_Exercise details_
Each line in the entries below that holds the string "data" is to be listed.

☆ ☆ ☆ ☆

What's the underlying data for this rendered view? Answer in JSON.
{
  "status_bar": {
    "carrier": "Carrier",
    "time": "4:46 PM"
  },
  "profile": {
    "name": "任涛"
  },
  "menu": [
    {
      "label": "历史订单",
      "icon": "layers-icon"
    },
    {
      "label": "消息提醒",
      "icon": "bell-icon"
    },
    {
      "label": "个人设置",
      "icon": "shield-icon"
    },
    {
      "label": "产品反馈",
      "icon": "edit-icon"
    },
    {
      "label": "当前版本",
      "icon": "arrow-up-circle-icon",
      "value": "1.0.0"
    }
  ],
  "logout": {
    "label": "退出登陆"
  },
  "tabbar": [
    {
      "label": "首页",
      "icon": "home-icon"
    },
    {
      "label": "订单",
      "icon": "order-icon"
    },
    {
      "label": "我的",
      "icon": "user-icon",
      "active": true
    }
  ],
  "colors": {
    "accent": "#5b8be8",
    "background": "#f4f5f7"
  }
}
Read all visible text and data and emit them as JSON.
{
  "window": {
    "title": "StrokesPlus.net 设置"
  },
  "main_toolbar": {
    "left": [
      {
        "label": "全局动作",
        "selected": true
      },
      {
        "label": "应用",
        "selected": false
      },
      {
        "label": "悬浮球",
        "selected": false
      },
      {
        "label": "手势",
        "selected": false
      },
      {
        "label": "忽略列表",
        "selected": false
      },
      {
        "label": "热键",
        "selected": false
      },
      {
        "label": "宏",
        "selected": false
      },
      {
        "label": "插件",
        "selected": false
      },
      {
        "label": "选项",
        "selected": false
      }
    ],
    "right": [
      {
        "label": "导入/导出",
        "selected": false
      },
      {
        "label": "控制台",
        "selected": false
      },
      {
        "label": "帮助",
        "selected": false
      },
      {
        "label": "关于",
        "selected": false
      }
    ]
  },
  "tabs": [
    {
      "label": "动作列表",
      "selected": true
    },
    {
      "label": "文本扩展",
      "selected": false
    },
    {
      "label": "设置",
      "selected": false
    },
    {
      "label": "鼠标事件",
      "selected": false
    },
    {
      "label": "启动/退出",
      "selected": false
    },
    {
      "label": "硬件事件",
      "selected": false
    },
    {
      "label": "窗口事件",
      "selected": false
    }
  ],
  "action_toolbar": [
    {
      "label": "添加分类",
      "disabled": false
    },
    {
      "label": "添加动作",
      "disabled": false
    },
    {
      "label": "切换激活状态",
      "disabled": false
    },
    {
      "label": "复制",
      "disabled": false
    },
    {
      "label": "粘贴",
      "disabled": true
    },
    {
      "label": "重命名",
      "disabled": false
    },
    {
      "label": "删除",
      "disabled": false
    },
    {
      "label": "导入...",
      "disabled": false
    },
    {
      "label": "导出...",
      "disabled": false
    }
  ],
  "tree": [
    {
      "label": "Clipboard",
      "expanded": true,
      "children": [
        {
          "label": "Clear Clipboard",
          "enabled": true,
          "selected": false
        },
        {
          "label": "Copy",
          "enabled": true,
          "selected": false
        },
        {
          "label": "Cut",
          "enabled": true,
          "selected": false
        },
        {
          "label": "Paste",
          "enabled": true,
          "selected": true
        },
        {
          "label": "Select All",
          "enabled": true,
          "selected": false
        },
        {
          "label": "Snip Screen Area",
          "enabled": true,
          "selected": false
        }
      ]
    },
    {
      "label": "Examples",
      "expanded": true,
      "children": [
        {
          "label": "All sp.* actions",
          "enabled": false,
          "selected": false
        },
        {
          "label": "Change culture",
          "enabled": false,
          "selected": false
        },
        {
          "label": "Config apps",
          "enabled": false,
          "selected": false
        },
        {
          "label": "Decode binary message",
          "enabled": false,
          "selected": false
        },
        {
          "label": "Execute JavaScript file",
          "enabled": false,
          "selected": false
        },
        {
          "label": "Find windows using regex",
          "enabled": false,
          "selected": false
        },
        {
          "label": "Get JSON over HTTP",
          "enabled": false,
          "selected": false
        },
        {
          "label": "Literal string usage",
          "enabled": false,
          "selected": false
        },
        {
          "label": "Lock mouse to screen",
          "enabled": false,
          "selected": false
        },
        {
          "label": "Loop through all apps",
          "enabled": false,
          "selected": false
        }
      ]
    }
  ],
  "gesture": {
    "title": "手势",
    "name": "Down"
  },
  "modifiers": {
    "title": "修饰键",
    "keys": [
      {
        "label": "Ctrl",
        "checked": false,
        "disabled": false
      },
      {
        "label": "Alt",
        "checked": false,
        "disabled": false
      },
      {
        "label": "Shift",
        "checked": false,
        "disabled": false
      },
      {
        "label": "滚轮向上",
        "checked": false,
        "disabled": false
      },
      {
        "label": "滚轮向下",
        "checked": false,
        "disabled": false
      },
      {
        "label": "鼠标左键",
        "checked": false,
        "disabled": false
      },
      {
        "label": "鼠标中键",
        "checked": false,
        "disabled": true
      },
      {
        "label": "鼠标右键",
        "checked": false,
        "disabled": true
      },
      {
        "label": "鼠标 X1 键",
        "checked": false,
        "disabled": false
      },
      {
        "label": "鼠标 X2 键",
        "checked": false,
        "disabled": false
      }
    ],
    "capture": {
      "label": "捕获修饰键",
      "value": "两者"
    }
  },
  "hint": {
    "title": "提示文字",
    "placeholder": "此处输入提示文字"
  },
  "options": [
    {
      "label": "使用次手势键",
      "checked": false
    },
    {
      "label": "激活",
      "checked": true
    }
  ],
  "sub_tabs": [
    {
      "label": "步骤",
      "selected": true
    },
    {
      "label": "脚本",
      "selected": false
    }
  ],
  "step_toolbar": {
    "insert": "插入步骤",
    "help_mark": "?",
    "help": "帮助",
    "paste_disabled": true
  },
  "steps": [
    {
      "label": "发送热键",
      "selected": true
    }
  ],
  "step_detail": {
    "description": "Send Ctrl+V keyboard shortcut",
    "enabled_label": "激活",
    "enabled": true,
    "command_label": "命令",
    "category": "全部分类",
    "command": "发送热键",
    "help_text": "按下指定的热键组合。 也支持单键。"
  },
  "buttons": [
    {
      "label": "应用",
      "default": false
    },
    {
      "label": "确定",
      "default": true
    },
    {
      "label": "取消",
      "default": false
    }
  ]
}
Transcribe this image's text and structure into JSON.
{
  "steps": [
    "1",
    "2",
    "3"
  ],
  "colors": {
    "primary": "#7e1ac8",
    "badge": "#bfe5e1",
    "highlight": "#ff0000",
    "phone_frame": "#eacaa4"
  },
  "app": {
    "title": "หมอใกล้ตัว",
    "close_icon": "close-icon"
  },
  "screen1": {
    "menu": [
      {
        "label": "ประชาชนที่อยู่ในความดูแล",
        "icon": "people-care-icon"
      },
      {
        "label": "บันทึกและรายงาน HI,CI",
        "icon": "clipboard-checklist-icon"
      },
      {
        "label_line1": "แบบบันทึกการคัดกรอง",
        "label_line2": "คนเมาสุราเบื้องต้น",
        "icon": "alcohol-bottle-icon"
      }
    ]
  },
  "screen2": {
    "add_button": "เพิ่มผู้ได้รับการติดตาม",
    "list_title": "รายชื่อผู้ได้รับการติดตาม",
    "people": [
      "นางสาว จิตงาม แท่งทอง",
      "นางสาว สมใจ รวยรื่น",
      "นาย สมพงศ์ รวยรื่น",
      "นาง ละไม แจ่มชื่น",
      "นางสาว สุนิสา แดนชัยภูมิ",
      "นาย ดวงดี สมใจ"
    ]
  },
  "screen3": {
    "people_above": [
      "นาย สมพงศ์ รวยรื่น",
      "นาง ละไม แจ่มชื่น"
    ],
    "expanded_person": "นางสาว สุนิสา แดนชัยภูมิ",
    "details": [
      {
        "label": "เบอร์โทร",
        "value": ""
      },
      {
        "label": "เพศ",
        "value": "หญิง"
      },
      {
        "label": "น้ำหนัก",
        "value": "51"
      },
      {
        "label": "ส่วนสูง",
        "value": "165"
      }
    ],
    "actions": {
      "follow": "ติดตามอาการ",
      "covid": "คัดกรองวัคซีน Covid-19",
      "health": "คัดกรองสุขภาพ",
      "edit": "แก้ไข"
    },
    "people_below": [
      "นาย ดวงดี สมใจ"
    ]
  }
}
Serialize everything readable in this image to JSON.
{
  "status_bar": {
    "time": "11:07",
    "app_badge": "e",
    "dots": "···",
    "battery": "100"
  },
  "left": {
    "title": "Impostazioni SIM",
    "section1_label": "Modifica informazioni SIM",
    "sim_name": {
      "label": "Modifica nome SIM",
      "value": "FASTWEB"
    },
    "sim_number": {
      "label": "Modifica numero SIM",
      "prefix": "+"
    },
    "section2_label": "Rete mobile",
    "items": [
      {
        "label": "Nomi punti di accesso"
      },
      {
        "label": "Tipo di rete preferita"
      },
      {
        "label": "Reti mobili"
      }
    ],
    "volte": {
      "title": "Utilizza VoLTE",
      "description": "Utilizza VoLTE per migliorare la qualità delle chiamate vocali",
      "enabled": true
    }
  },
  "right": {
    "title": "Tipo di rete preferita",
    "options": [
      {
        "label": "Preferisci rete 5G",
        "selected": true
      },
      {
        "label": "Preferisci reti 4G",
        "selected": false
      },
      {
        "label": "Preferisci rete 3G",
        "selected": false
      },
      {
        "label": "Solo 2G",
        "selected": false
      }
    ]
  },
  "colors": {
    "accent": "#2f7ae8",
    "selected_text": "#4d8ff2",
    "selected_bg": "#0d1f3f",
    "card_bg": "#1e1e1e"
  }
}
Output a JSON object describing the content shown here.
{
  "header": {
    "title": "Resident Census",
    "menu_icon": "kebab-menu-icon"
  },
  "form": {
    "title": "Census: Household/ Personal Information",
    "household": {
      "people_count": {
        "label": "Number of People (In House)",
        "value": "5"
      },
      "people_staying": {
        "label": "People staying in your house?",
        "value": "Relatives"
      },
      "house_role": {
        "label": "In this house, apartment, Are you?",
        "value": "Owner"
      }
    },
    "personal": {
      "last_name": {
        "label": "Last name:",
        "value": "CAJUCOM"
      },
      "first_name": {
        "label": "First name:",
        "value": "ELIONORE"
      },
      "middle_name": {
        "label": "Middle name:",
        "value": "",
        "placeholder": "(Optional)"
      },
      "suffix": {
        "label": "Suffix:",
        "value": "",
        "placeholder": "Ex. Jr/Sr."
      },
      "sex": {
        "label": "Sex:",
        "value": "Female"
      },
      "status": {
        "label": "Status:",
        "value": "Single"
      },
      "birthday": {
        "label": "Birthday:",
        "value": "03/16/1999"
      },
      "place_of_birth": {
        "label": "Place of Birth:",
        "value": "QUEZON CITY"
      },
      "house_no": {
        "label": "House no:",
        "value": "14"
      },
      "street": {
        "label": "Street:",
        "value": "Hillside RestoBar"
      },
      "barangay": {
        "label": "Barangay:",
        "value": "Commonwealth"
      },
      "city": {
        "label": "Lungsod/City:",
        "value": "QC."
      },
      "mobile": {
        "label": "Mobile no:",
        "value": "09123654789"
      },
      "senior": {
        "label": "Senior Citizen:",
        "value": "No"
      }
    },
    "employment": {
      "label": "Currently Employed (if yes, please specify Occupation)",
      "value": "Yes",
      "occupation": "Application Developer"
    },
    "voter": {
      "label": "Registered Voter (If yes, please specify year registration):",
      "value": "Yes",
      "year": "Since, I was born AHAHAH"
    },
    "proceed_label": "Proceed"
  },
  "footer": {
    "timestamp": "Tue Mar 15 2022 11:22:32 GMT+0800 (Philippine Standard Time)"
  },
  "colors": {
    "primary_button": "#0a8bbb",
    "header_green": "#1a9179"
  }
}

☆ ☆ ☆ ☆

_Response to this exercise_
What's the underlying data for this rendered view? Answer in JSON.
Read all visible text and data and emit them as JSON.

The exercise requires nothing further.